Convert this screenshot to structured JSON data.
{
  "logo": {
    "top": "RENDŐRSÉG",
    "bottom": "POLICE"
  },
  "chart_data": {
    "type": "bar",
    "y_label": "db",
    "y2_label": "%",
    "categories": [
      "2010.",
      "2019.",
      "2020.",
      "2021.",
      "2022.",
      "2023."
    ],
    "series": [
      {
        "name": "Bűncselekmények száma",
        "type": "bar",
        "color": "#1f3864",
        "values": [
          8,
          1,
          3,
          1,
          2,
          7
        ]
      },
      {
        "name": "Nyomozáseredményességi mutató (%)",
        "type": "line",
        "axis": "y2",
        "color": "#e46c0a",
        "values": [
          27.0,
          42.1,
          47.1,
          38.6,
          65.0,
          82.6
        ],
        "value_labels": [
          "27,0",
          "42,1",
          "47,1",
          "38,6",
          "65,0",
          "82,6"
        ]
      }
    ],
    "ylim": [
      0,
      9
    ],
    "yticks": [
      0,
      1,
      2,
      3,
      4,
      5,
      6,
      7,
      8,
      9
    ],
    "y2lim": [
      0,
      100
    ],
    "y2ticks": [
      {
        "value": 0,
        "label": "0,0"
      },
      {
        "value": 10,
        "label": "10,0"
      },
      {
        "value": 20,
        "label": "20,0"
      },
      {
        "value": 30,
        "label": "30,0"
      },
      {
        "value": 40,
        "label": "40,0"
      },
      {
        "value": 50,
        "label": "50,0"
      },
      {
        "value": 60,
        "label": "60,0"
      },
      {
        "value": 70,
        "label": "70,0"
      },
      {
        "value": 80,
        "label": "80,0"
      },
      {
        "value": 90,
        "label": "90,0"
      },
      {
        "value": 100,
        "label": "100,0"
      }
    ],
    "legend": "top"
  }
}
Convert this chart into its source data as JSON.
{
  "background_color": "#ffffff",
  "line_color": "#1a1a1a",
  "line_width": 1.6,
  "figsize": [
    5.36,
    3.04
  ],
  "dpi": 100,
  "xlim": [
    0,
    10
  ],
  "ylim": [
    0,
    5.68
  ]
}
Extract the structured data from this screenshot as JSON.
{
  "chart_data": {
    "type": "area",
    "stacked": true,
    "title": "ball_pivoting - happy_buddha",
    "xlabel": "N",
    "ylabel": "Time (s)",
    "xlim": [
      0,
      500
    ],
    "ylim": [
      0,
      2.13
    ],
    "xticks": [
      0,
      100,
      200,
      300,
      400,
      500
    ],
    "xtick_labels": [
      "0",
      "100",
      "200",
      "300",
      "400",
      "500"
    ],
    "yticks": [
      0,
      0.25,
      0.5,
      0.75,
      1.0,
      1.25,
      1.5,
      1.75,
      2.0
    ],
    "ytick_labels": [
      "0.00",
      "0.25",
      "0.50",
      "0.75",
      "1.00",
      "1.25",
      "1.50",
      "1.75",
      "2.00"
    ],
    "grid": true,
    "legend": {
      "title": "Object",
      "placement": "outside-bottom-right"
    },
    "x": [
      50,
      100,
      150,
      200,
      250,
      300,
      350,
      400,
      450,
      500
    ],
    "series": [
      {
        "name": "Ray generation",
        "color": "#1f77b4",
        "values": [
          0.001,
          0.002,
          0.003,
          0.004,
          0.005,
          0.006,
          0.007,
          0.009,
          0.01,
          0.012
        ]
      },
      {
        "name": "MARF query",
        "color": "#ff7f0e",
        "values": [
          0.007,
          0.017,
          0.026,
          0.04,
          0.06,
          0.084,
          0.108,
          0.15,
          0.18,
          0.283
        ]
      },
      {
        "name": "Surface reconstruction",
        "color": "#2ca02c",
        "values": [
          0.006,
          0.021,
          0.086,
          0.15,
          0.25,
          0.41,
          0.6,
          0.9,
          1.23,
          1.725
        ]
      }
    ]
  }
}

________________________________________

● What is being asked
Print out all the entries precisely as written.

● Response for this exercise
Convert this screenshot to structured JSON data.
{
  "logo": {
    "top": "RENDŐRSÉG",
    "bottom": "POLICE"
  },
  "chart_data": {
    "type": "bar",
    "y_label": "db",
    "y2_label": "%",
    "categories": [
      "2010.",
      "2019.",
      "2020.",
      "2021.",
      "2022.",
      "2023."
    ],
    "series": [
      {
        "name": "Bűncselekmények száma",
        "type": "bar",
        "color": "#1f3864",
        "values": [
          8,
          1,
          3,
          1,
          2,
          7
        ]
      },
      {
        "name": "Nyomozáseredményességi mutató (%)",
        "type": "line",
        "axis": "y2",
        "color": "#e46c0a",
        "values": [
          27.0,
          42.1,
          47.1,
          38.6,
          65.0,
          82.6
        ],
        "value_labels": [
          "27,0",
          "42,1",
          "47,1",
          "38,6",
          "65,0",
          "82,6"
        ]
      }
    ],
    "ylim": [
      0,
      9
    ],
    "yticks": [
      0,
      1,
      2,
      3,
      4,
      5,
      6,
      7,
      8,
      9
    ],
    "y2lim": [
      0,
      100
    ],
    "y2ticks": [
      {
        "value": 0,
        "label": "0,0"
      },
      {
        "value": 10,
        "label": "10,0"
      },
      {
        "value": 20,
        "label": "20,0"
      },
      {
        "value": 30,
        "label": "30,0"
      },
      {
        "value": 40,
        "label": "40,0"
      },
      {
        "value": 50,
        "label": "50,0"
      },
      {
        "value": 60,
        "label": "60,0"
      },
      {
        "value": 70,
        "label": "70,0"
      },
      {
        "value": 80,
        "label": "80,0"
      },
      {
        "value": 90,
        "label": "90,0"
      },
      {
        "value": 100,
        "label": "100,0"
      }
    ],
    "legend": "top"
  }
}
Convert this chart into its source data as JSON.
{
  "background_color": "#ffffff",
  "line_color": "#1a1a1a",
  "line_width": 1.6,
  "figsize": [
    5.36,
    3.04
  ],
  "dpi": 100,
  "xlim": [
    0,
    10
  ],
  "ylim": [
    0,
    5.68
  ]
}
Extract the structured data from this screenshot as JSON.
{
  "chart_data": {
    "type": "area",
    "stacked": true,
    "title": "ball_pivoting - happy_buddha",
    "xlabel": "N",
    "ylabel": "Time (s)",
    "xlim": [
      0,
      500
    ],
    "ylim": [
      0,
      2.13
    ],
    "xticks": [
      0,
      100,
      200,
      300,
      400,
      500
    ],
    "xtick_labels": [
      "0",
      "100",
      "200",
      "300",
      "400",
      "500"
    ],
    "yticks": [
      0,
      0.25,
      0.5,
      0.75,
      1.0,
      1.25,
      1.5,
      1.75,
      2.0
    ],
    "ytick_labels": [
      "0.00",
      "0.25",
      "0.50",
      "0.75",
      "1.00",
      "1.25",
      "1.50",
      "1.75",
      "2.00"
    ],
    "grid": true,
    "legend": {
      "title": "Object",
      "placement": "outside-bottom-right"
    },
    "x": [
      50,
      100,
      150,
      200,
      250,
      300,
      350,
      400,
      450,
      500
    ],
    "series": [
      {
        "name": "Ray generation",
        "color": "#1f77b4",
        "values": [
          0.001,
          0.002,
          0.003,
          0.004,
          0.005,
          0.006,
          0.007,
          0.009,
          0.01,
          0.012
        ]
      },
      {
        "name": "MARF query",
        "color": "#ff7f0e",
        "values": [
          0.007,
          0.017,
          0.026,
          0.04,
          0.06,
          0.084,
          0.108,
          0.15,
          0.18,
          0.283
        ]
      },
      {
        "name": "Surface reconstruction",
        "color": "#2ca02c",
        "values": [
          0.006,
          0.021,
          0.086,
          0.15,
          0.25,
          0.41,
          0.6,
          0.9,
          1.23,
          1.725
        ]
      }
    ]
  }
}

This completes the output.